** Opening Data block **
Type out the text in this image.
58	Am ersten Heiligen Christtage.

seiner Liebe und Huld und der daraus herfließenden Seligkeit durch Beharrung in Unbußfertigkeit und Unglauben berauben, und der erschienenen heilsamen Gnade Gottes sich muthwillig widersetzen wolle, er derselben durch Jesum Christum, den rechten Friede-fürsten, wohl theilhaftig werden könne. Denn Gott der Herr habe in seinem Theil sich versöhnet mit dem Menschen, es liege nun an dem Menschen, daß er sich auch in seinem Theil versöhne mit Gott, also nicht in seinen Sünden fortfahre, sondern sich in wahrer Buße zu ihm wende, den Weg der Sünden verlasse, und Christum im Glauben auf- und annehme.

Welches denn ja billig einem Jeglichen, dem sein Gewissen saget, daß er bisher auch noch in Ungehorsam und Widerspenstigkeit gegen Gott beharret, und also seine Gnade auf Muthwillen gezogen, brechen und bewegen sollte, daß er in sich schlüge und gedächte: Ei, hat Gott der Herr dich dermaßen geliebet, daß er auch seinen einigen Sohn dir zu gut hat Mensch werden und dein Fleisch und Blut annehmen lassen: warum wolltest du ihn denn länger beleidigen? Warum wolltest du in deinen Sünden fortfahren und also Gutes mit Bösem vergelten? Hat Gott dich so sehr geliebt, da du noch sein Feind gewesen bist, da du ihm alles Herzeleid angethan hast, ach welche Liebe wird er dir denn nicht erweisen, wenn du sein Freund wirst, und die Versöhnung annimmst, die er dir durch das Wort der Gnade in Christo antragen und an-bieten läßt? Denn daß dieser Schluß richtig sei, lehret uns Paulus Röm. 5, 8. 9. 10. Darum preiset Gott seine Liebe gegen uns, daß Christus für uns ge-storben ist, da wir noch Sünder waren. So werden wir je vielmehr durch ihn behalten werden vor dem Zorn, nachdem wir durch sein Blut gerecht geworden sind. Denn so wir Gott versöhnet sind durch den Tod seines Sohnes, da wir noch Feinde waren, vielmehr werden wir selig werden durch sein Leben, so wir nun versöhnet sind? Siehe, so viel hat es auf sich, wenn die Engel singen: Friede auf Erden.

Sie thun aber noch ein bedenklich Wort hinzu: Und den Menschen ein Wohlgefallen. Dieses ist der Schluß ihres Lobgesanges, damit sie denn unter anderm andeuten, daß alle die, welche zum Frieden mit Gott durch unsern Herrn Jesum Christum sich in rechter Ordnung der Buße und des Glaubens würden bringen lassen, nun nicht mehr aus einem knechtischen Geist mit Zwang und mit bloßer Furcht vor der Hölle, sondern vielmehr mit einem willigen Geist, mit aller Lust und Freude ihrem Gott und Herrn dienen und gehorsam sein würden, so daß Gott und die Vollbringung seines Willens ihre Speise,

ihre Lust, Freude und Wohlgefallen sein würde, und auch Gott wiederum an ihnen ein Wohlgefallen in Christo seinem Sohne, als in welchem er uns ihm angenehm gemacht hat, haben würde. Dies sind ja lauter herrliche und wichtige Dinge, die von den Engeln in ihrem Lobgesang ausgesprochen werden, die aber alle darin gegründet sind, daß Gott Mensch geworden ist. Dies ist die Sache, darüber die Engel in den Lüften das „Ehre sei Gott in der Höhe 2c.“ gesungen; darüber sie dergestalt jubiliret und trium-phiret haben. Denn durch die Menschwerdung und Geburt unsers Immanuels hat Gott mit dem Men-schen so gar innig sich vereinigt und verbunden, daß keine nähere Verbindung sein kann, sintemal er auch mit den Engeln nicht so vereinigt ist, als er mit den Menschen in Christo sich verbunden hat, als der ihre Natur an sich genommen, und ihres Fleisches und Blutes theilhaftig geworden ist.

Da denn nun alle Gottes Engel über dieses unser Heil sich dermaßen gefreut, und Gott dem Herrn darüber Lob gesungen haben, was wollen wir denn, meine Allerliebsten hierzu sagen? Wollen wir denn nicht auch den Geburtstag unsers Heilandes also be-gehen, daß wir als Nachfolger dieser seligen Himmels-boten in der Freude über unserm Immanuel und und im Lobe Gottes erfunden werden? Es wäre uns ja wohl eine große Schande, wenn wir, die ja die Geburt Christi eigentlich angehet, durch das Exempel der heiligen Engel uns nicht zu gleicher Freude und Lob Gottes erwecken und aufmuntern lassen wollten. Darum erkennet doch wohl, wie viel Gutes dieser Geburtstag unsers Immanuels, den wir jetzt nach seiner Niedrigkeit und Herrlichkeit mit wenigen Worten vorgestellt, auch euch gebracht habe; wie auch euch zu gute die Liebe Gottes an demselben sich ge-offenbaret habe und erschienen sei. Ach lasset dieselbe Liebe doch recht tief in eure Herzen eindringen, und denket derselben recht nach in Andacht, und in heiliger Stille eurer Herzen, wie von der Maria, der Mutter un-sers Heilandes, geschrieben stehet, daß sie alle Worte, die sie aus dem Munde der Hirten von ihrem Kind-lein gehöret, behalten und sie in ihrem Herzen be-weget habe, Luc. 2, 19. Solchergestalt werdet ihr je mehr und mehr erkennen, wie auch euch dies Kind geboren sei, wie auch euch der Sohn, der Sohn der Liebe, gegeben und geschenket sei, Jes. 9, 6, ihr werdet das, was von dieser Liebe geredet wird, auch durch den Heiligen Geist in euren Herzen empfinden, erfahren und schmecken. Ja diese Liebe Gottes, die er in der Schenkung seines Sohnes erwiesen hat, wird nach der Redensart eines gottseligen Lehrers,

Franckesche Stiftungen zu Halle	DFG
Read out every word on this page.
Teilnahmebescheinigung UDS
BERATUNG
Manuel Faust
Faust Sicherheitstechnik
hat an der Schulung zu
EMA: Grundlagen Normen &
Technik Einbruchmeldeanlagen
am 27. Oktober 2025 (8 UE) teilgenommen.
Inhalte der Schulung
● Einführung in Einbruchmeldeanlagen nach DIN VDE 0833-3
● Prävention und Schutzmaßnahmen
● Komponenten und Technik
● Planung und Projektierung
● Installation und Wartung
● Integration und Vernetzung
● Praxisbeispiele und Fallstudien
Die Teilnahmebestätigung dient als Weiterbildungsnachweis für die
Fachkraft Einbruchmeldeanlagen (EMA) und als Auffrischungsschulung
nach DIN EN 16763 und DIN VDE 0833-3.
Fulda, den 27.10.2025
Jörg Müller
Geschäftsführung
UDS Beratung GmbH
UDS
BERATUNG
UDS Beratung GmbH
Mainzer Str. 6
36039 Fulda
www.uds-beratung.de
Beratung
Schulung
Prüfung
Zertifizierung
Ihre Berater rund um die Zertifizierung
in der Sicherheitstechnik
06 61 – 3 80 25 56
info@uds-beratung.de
** Closing Data block **
Task instructions: What you return must match the records above exactly.

Final answer:
Type out the text in this image.
58	Am ersten Heiligen Christtage.

seiner Liebe und Huld und der daraus herfließenden Seligkeit durch Beharrung in Unbußfertigkeit und Unglauben berauben, und der erschienenen heilsamen Gnade Gottes sich muthwillig widersetzen wolle, er derselben durch Jesum Christum, den rechten Friede-fürsten, wohl theilhaftig werden könne. Denn Gott der Herr habe in seinem Theil sich versöhnet mit dem Menschen, es liege nun an dem Menschen, daß er sich auch in seinem Theil versöhne mit Gott, also nicht in seinen Sünden fortfahre, sondern sich in wahrer Buße zu ihm wende, den Weg der Sünden verlasse, und Christum im Glauben auf- und annehme.

Welches denn ja billig einem Jeglichen, dem sein Gewissen saget, daß er bisher auch noch in Ungehorsam und Widerspenstigkeit gegen Gott beharret, und also seine Gnade auf Muthwillen gezogen, brechen und bewegen sollte, daß er in sich schlüge und gedächte: Ei, hat Gott der Herr dich dermaßen geliebet, daß er auch seinen einigen Sohn dir zu gut hat Mensch werden und dein Fleisch und Blut annehmen lassen: warum wolltest du ihn denn länger beleidigen? Warum wolltest du in deinen Sünden fortfahren und also Gutes mit Bösem vergelten? Hat Gott dich so sehr geliebt, da du noch sein Feind gewesen bist, da du ihm alles Herzeleid angethan hast, ach welche Liebe wird er dir denn nicht erweisen, wenn du sein Freund wirst, und die Versöhnung annimmst, die er dir durch das Wort der Gnade in Christo antragen und an-bieten läßt? Denn daß dieser Schluß richtig sei, lehret uns Paulus Röm. 5, 8. 9. 10. Darum preiset Gott seine Liebe gegen uns, daß Christus für uns ge-storben ist, da wir noch Sünder waren. So werden wir je vielmehr durch ihn behalten werden vor dem Zorn, nachdem wir durch sein Blut gerecht geworden sind. Denn so wir Gott versöhnet sind durch den Tod seines Sohnes, da wir noch Feinde waren, vielmehr werden wir selig werden durch sein Leben, so wir nun versöhnet sind? Siehe, so viel hat es auf sich, wenn die Engel singen: Friede auf Erden.

Sie thun aber noch ein bedenklich Wort hinzu: Und den Menschen ein Wohlgefallen. Dieses ist der Schluß ihres Lobgesanges, damit sie denn unter anderm andeuten, daß alle die, welche zum Frieden mit Gott durch unsern Herrn Jesum Christum sich in rechter Ordnung der Buße und des Glaubens würden bringen lassen, nun nicht mehr aus einem knechtischen Geist mit Zwang und mit bloßer Furcht vor der Hölle, sondern vielmehr mit einem willigen Geist, mit aller Lust und Freude ihrem Gott und Herrn dienen und gehorsam sein würden, so daß Gott und die Vollbringung seines Willens ihre Speise,

ihre Lust, Freude und Wohlgefallen sein würde, und auch Gott wiederum an ihnen ein Wohlgefallen in Christo seinem Sohne, als in welchem er uns ihm angenehm gemacht hat, haben würde. Dies sind ja lauter herrliche und wichtige Dinge, die von den Engeln in ihrem Lobgesang ausgesprochen werden, die aber alle darin gegründet sind, daß Gott Mensch geworden ist. Dies ist die Sache, darüber die Engel in den Lüften das „Ehre sei Gott in der Höhe 2c.“ gesungen; darüber sie dergestalt jubiliret und trium-phiret haben. Denn durch die Menschwerdung und Geburt unsers Immanuels hat Gott mit dem Men-schen so gar innig sich vereinigt und verbunden, daß keine nähere Verbindung sein kann, sintemal er auch mit den Engeln nicht so vereinigt ist, als er mit den Menschen in Christo sich verbunden hat, als der ihre Natur an sich genommen, und ihres Fleisches und Blutes theilhaftig geworden ist.

Da denn nun alle Gottes Engel über dieses unser Heil sich dermaßen gefreut, und Gott dem Herrn darüber Lob gesungen haben, was wollen wir denn, meine Allerliebsten hierzu sagen? Wollen wir denn nicht auch den Geburtstag unsers Heilandes also be-gehen, daß wir als Nachfolger dieser seligen Himmels-boten in der Freude über unserm Immanuel und und im Lobe Gottes erfunden werden? Es wäre uns ja wohl eine große Schande, wenn wir, die ja die Geburt Christi eigentlich angehet, durch das Exempel der heiligen Engel uns nicht zu gleicher Freude und Lob Gottes erwecken und aufmuntern lassen wollten. Darum erkennet doch wohl, wie viel Gutes dieser Geburtstag unsers Immanuels, den wir jetzt nach seiner Niedrigkeit und Herrlichkeit mit wenigen Worten vorgestellt, auch euch gebracht habe; wie auch euch zu gute die Liebe Gottes an demselben sich ge-offenbaret habe und erschienen sei. Ach lasset dieselbe Liebe doch recht tief in eure Herzen eindringen, und denket derselben recht nach in Andacht, und in heiliger Stille eurer Herzen, wie von der Maria, der Mutter un-sers Heilandes, geschrieben stehet, daß sie alle Worte, die sie aus dem Munde der Hirten von ihrem Kind-lein gehöret, behalten und sie in ihrem Herzen be-weget habe, Luc. 2, 19. Solchergestalt werdet ihr je mehr und mehr erkennen, wie auch euch dies Kind geboren sei, wie auch euch der Sohn, der Sohn der Liebe, gegeben und geschenket sei, Jes. 9, 6, ihr werdet das, was von dieser Liebe geredet wird, auch durch den Heiligen Geist in euren Herzen empfinden, erfahren und schmecken. Ja diese Liebe Gottes, die er in der Schenkung seines Sohnes erwiesen hat, wird nach der Redensart eines gottseligen Lehrers,

Franckesche Stiftungen zu Halle	DFG
Read out every word on this page.
Teilnahmebescheinigung UDS
BERATUNG
Manuel Faust
Faust Sicherheitstechnik
hat an der Schulung zu
EMA: Grundlagen Normen &
Technik Einbruchmeldeanlagen
am 27. Oktober 2025 (8 UE) teilgenommen.
Inhalte der Schulung
● Einführung in Einbruchmeldeanlagen nach DIN VDE 0833-3
● Prävention und Schutzmaßnahmen
● Komponenten und Technik
● Planung und Projektierung
● Installation und Wartung
● Integration und Vernetzung
● Praxisbeispiele und Fallstudien
Die Teilnahmebestätigung dient als Weiterbildungsnachweis für die
Fachkraft Einbruchmeldeanlagen (EMA) und als Auffrischungsschulung
nach DIN EN 16763 und DIN VDE 0833-3.
Fulda, den 27.10.2025
Jörg Müller
Geschäftsführung
UDS Beratung GmbH
UDS
BERATUNG
UDS Beratung GmbH
Mainzer Str. 6
36039 Fulda
www.uds-beratung.de
Beratung
Schulung
Prüfung
Zertifizierung
Ihre Berater rund um die Zertifizierung
in der Sicherheitstechnik
06 61 – 3 80 25 56
info@uds-beratung.de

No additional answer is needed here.